▶ Written problem
Assemble all lines in which the string "μέχρι" appears.

begin

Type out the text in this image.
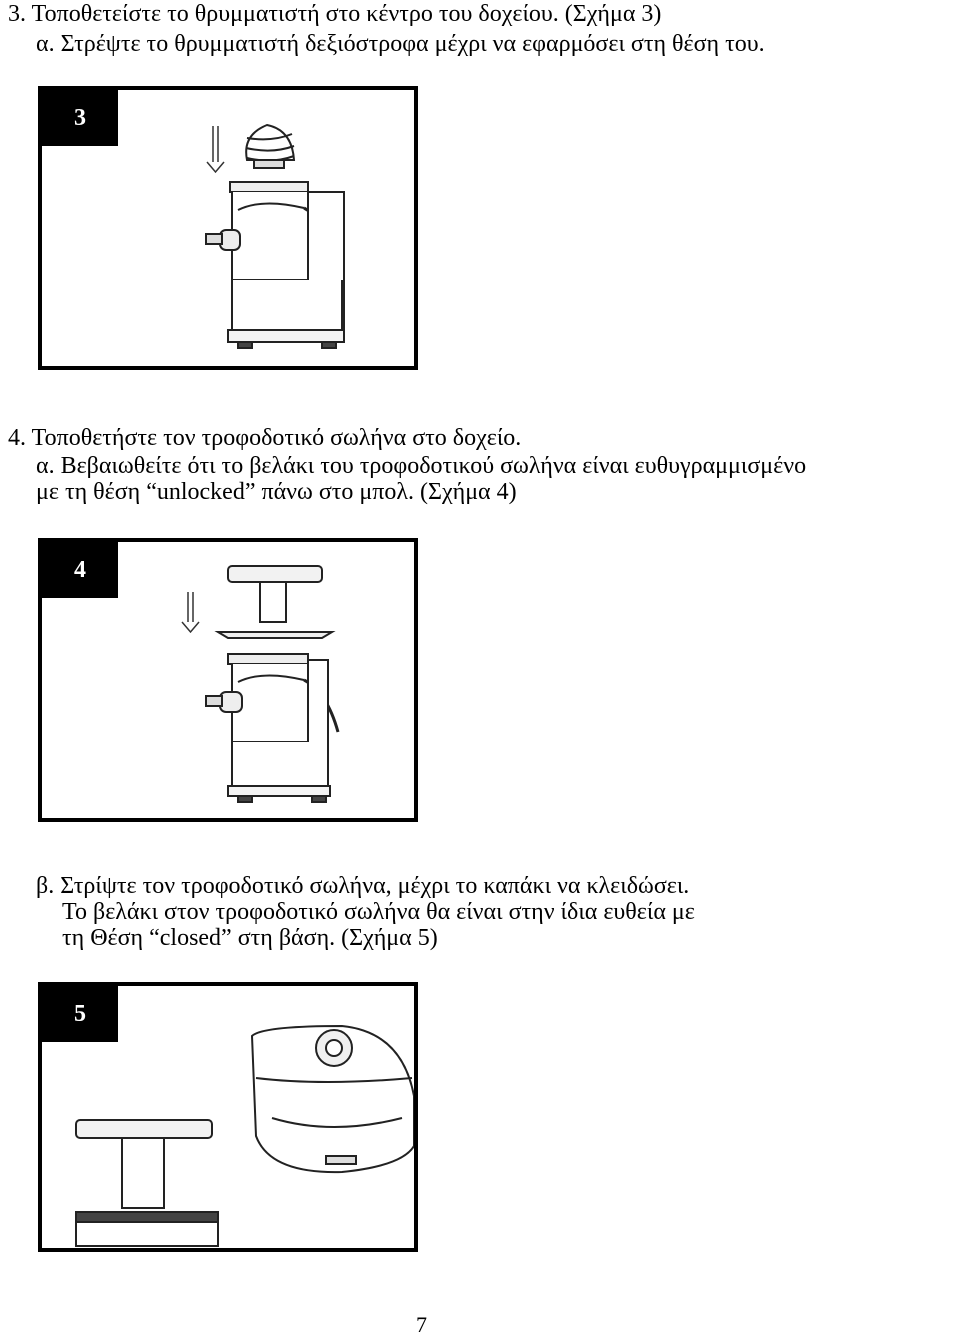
3. Τοποθετείστε το θρυμματιστή στο κέντρο του δοχείου. (Σχήμα 3)
α. Στρέψτε το θρυμματιστή δεξιόστροφα μέχρι να εφαρμόσει στη θέση του.
3
4. Τοποθετήστε τον τροφοδοτικό σωλήνα στο δοχείο.
α. Βεβαιωθείτε ότι το βελάκι του τροφοδοτικού σωλήνα είναι ευθυγραμμισμένο
με τη θέση “unlocked” πάνω στο μπολ. (Σχήμα 4)
4
β. Στρίψτε τον τροφοδοτικό σωλήνα, μέχρι το καπάκι να κλειδώσει.
Το βελάκι στον τροφοδοτικό σωλήνα θα είναι στην ίδια ευθεία με
τη Θέση “closed” στη βάση. (Σχήμα 5)
5
7
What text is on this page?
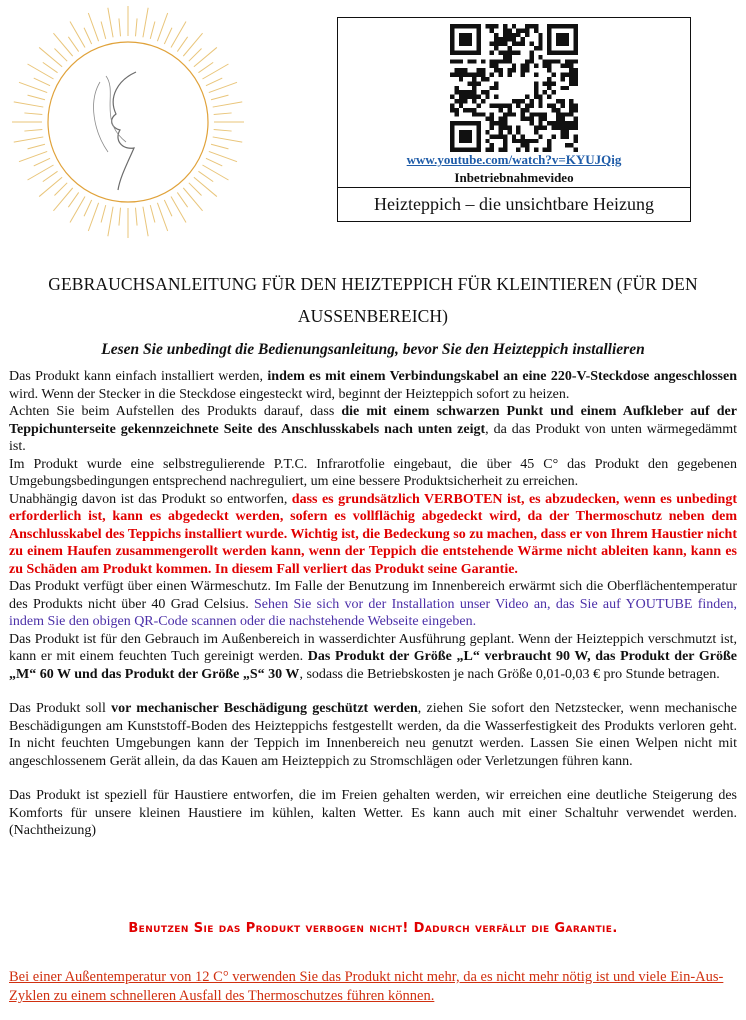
Gemütlichkeit & Wohlbefinden für Ihr Tier	www.youtube.com/watch?v=KYUJQig
Inbetriebnahmevideo
Heizteppich – die unsichtbare Heizung
GEBRAUCHSANLEITUNG FÜR DEN HEIZTEPPICH FÜR KLEINTIEREN (FÜR DEN
AUSSENBEREICH)
Lesen Sie unbedingt die Bedienungsanleitung, bevor Sie den Heizteppich installieren

Das Produkt kann einfach installiert werden, indem es mit einem Verbindungskabel an eine 220-V-Steckdose angeschlossen wird. Wenn der Stecker in die Steckdose eingesteckt wird, beginnt der Heizteppich sofort zu heizen.

Achten Sie beim Aufstellen des Produkts darauf, dass die mit einem schwarzen Punkt und einem Aufkleber auf der Teppichunterseite gekennzeichnete Seite des Anschlusskabels nach unten zeigt, da das Produkt von unten wärmegedämmt ist.

Im Produkt wurde eine selbstregulierende P.T.C. Infrarotfolie eingebaut, die über 45 C° das Produkt den gegebenen Umgebungsbedingungen entsprechend nachreguliert, um eine bessere Produktsicherheit zu erreichen.

Unabhängig davon ist das Produkt so entworfen, dass es grundsätzlich VERBOTEN ist, es abzudecken, wenn es unbedingt erforderlich ist, kann es abgedeckt werden, sofern es vollflächig abgedeckt wird, da der Thermoschutz neben dem Anschlusskabel des Teppichs installiert wurde. Wichtig ist, die Bedeckung so zu machen, dass er von Ihrem Haustier nicht zu einem Haufen zusammengerollt werden kann, wenn der Teppich die entstehende Wärme nicht ableiten kann, kann es zu Schäden am Produkt kommen. In diesem Fall verliert das Produkt seine Garantie.

Das Produkt verfügt über einen Wärmeschutz. Im Falle der Benutzung im Innenbereich erwärmt sich die Oberflächentemperatur des Produkts nicht über 40 Grad Celsius. Sehen Sie sich vor der Installation unser Video an, das Sie auf YOUTUBE finden, indem Sie den obigen QR-Code scannen oder die nachstehende Webseite eingeben.

Das Produkt ist für den Gebrauch im Außenbereich in wasserdichter Ausführung geplant. Wenn der Heizteppich verschmutzt ist, kann er mit einem feuchten Tuch gereinigt werden. Das Produkt der Größe „L“ verbraucht 90 W, das Produkt der Größe „M“ 60 W und das Produkt der Größe „S“ 30 W, sodass die Betriebskosten je nach Größe 0,01-0,03 € pro Stunde betragen.

Das Produkt soll vor mechanischer Beschädigung geschützt werden, ziehen Sie sofort den Netzstecker, wenn mechanische Beschädigungen am Kunststoff-Boden des Heizteppichs festgestellt werden, da die Wasserfestigkeit des Produkts verloren geht. In nicht feuchten Umgebungen kann der Teppich im Innenbereich neu genutzt werden. Lassen Sie einen Welpen nicht mit angeschlossenem Gerät allein, da das Kauen am Heizteppich zu Stromschlägen oder Verletzungen führen kann.

Das Produkt ist speziell für Haustiere entworfen, die im Freien gehalten werden, wir erreichen eine deutliche Steigerung des Komforts für unsere kleinen Haustiere im kühlen, kalten Wetter. Es kann auch mit einer Schaltuhr verwendet werden. (Nachtheizung)

Benutzen Sie das Produkt verbogen nicht! Dadurch verfällt die Garantie.
Bei einer Außentemperatur von 12 C° verwenden Sie das Produkt nicht mehr, da es nicht mehr nötig ist und viele Ein-Aus-Zyklen zu einem schnelleren Ausfall des Thermoschutzes führen können.
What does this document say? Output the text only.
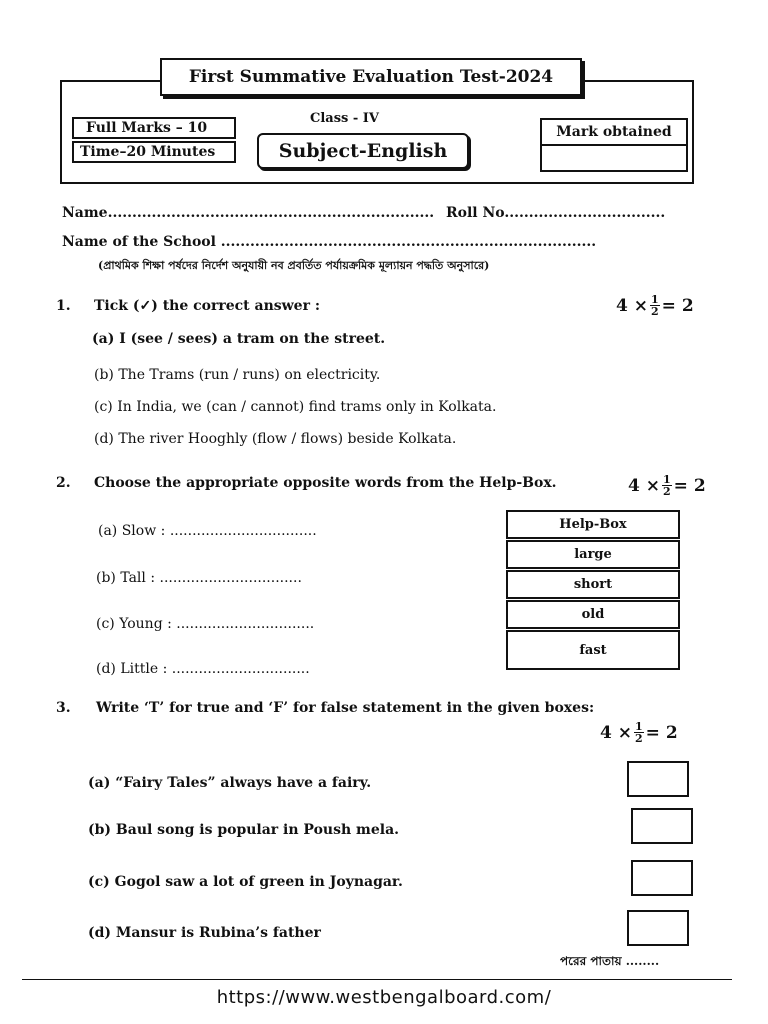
First Summative Evaluation Test-2024
Class - IV
Full Marks – 10
Time–20 Minutes	Subject-English
Mark obtained
Name................................................................... Roll No.................................
Name of the School .............................................................................
(প্রাথমিক শিক্ষা পর্ষদের নির্দেশ অনুযায়ী নব প্রবর্তিত পর্যায়ক্রমিক মূল্যায়ন পদ্ধতি অনুসারে)
1. Tick (✓) the correct answer :	$4 \times \frac{1}{2} = 2$
(a) I (see / sees) a tram on the street.
(b) The Trams (run / runs) on electricity.
(c) In India, we (can / cannot) find trams only in Kolkata.
(d) The river Hooghly (flow / flows) beside Kolkata.
2. Choose the appropriate opposite words from the Help-Box.	$4 \times \frac{1}{2} = 2$
(a) Slow : .................................
(b) Tall : ................................
(c) Young : ...............................
(d) Little : ...............................
Help-Box
large
short
old
fast
3. Write ‘T’ for true and ‘F’ for false statement in the given boxes:
$4 \times \frac{1}{2} = 2$
(a) “Fairy Tales” always have a fairy.
(b) Baul song is popular in Poush mela.
(c) Gogol saw a lot of green in Joynagar.
(d) Mansur is Rubina’s father
পরের পাতায় ........
https://www.westbengalboard.com/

end

▶ Completed exercise
α. Στρέψτε το θρυμματιστή δεξιόστροφα μέχρι να εφαρμόσει στη θέση του.
β. Στρίψτε τον τροφοδοτικό σωλήνα, μέχρι το καπάκι να κλειδώσει.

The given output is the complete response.